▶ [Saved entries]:
───

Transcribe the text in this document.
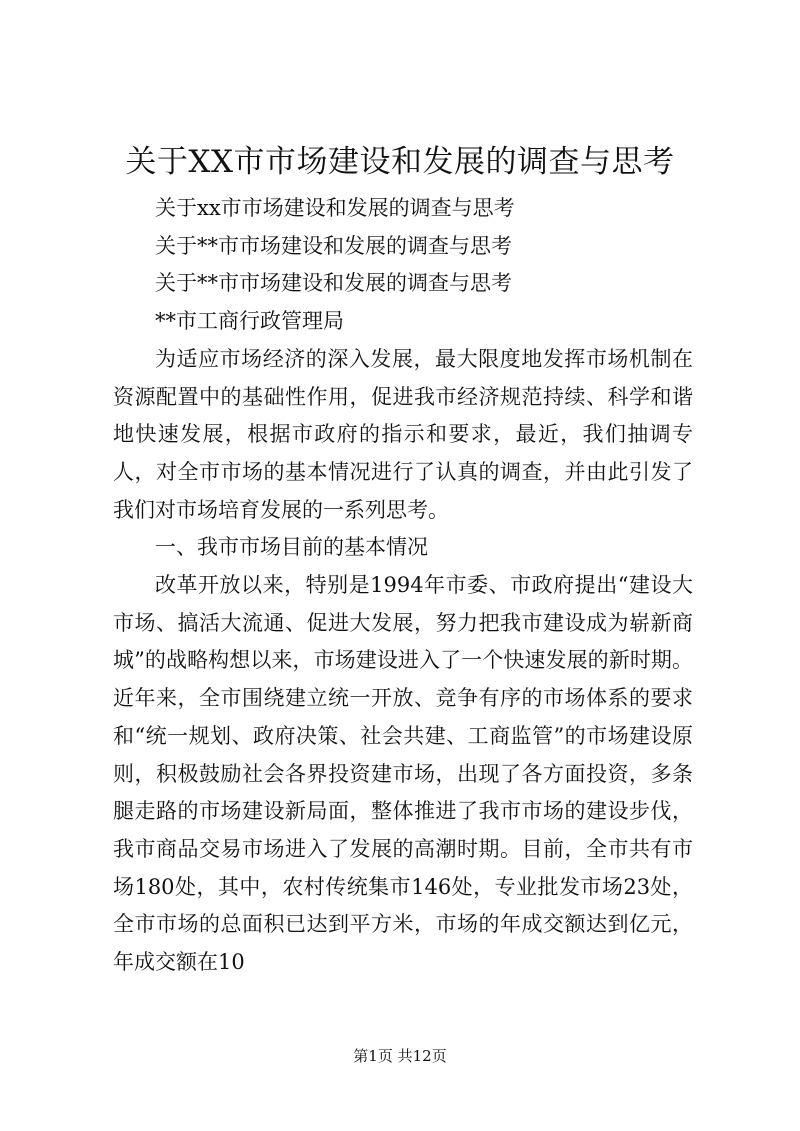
关于XX市市场建设和发展的调查与思考

关于xx市市场建设和发展的调查与思考

关于**市市场建设和发展的调查与思考

关于**市市场建设和发展的调查与思考

**市工商行政管理局

为适应市场经济的深入发展，最大限度地发挥市场机制在资源配置中的基础性作用，促进我市经济规范持续、科学和谐地快速发展，根据市政府的指示和要求，最近，我们抽调专人，对全市市场的基本情况进行了认真的调查，并由此引发了我们对市场培育发展的一系列思考。

一、我市市场目前的基本情况

改革开放以来，特别是1994年市委、市政府提出“建设大市场、搞活大流通、促进大发展，努力把我市建设成为崭新商城”的战略构想以来，市场建设进入了一个快速发展的新时期。近年来，全市围绕建立统一开放、竞争有序的市场体系的要求和“统一规划、政府决策、社会共建、工商监管”的市场建设原则，积极鼓励社会各界投资建市场，出现了各方面投资，多条腿走路的市场建设新局面，整体推进了我市市场的建设步伐，我市商品交易市场进入了发展的高潮时期。目前，全市共有市场180处，其中，农村传统集市146处，专业批发市场23处，全市市场的总面积已达到平方米，市场的年成交额达到亿元，年成交额在10

第1页 共12页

───

▶ [EXERCISE DETAILS]: Transcribe the records above verbatim. Do not carry over any picture.

▶ [TASK SOLUTION]:
Transcribe the text in this document.
关于XX市市场建设和发展的调查与思考

关于xx市市场建设和发展的调查与思考

关于**市市场建设和发展的调查与思考

关于**市市场建设和发展的调查与思考

**市工商行政管理局

为适应市场经济的深入发展，最大限度地发挥市场机制在资源配置中的基础性作用，促进我市经济规范持续、科学和谐地快速发展，根据市政府的指示和要求，最近，我们抽调专人，对全市市场的基本情况进行了认真的调查，并由此引发了我们对市场培育发展的一系列思考。

一、我市市场目前的基本情况

改革开放以来，特别是1994年市委、市政府提出“建设大市场、搞活大流通、促进大发展，努力把我市建设成为崭新商城”的战略构想以来，市场建设进入了一个快速发展的新时期。近年来，全市围绕建立统一开放、竞争有序的市场体系的要求和“统一规划、政府决策、社会共建、工商监管”的市场建设原则，积极鼓励社会各界投资建市场，出现了各方面投资，多条腿走路的市场建设新局面，整体推进了我市市场的建设步伐，我市商品交易市场进入了发展的高潮时期。目前，全市共有市场180处，其中，农村传统集市146处，专业批发市场23处，全市市场的总面积已达到平方米，市场的年成交额达到亿元，年成交额在10

第1页 共12页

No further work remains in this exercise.